### Work to complete
Repeat the full listing below verbatim and keep the images out.
═══ Data lines
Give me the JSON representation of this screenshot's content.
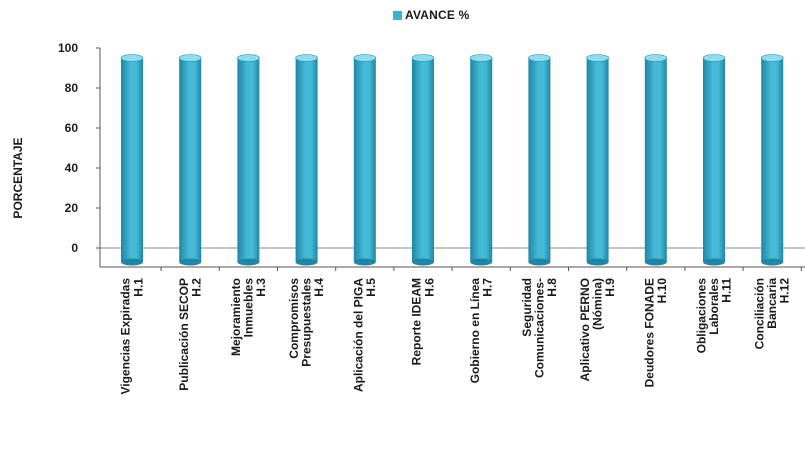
{
  "legend": {
    "series_label": "AVANCE %"
  },
  "colors": {
    "bar_side": "#1f86a6",
    "bar_face": "#45bad6",
    "bar_top": "#8fdcee",
    "axis": "#555555"
  },
  "chart_data": {
    "type": "bar",
    "title": "",
    "xlabel": "",
    "ylabel": "PORCENTAJE",
    "ylim": [
      0,
      100
    ],
    "yticks": [
      0,
      20,
      40,
      60,
      80,
      100
    ],
    "grid": false,
    "legend_position": "top",
    "categories": [
      [
        "Vigencias Expiradas",
        "H.1"
      ],
      [
        "Publicación SECOP",
        "H.2"
      ],
      [
        "Mejoramiento",
        "Inmuebles",
        "H.3"
      ],
      [
        "Compromisos",
        "Presupuestales",
        "H.4"
      ],
      [
        "Aplicación del PIGA",
        "H.5"
      ],
      [
        "Reporte IDEAM",
        "H.6"
      ],
      [
        "Gobierno en Línea",
        "H.7"
      ],
      [
        "Seguridad",
        "Comunicaciones-",
        "H.8"
      ],
      [
        "Aplicativo PERNO",
        "(Nómina)",
        "H.9"
      ],
      [
        "Deudores FONADE",
        "H.10"
      ],
      [
        "Obligaciones",
        "Laborales",
        "H.11"
      ],
      [
        "Conciliación",
        "Bancaria",
        "H.12"
      ]
    ],
    "series": [
      {
        "name": "AVANCE %",
        "values": [
          95,
          95,
          95,
          95,
          95,
          95,
          95,
          95,
          95,
          95,
          95,
          95
        ]
      }
    ]
  }
}
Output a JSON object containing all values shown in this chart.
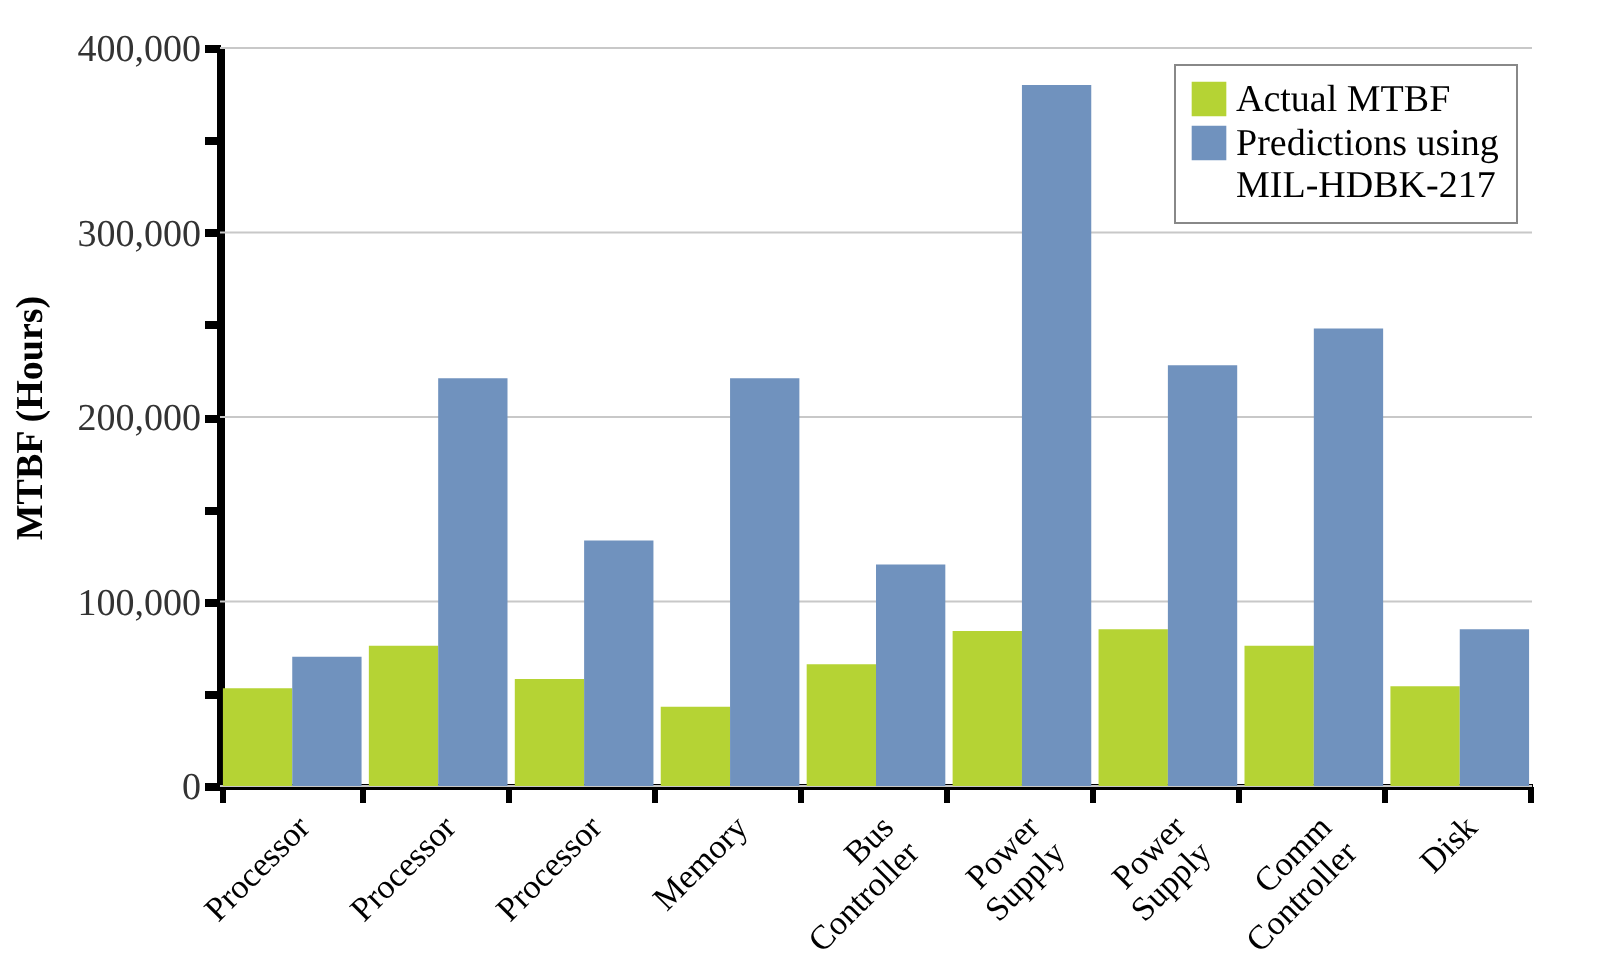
══════
### Reply to the exercise
Give me the JSON representation of this screenshot's content.
{
  "legend": {
    "series_label": "AVANCE %"
  },
  "colors": {
    "bar_side": "#1f86a6",
    "bar_face": "#45bad6",
    "bar_top": "#8fdcee",
    "axis": "#555555"
  },
  "chart_data": {
    "type": "bar",
    "title": "",
    "xlabel": "",
    "ylabel": "PORCENTAJE",
    "ylim": [
      0,
      100
    ],
    "yticks": [
      0,
      20,
      40,
      60,
      80,
      100
    ],
    "grid": false,
    "legend_position": "top",
    "categories": [
      [
        "Vigencias Expiradas",
        "H.1"
      ],
      [
        "Publicación SECOP",
        "H.2"
      ],
      [
        "Mejoramiento",
        "Inmuebles",
        "H.3"
      ],
      [
        "Compromisos",
        "Presupuestales",
        "H.4"
      ],
      [
        "Aplicación del PIGA",
        "H.5"
      ],
      [
        "Reporte IDEAM",
        "H.6"
      ],
      [
        "Gobierno en Línea",
        "H.7"
      ],
      [
        "Seguridad",
        "Comunicaciones-",
        "H.8"
      ],
      [
        "Aplicativo PERNO",
        "(Nómina)",
        "H.9"
      ],
      [
        "Deudores FONADE",
        "H.10"
      ],
      [
        "Obligaciones",
        "Laborales",
        "H.11"
      ],
      [
        "Conciliación",
        "Bancaria",
        "H.12"
      ]
    ],
    "series": [
      {
        "name": "AVANCE %",
        "values": [
          95,
          95,
          95,
          95,
          95,
          95,
          95,
          95,
          95,
          95,
          95,
          95
        ]
      }
    ]
  }
}
Output a JSON object containing all values shown in this chart.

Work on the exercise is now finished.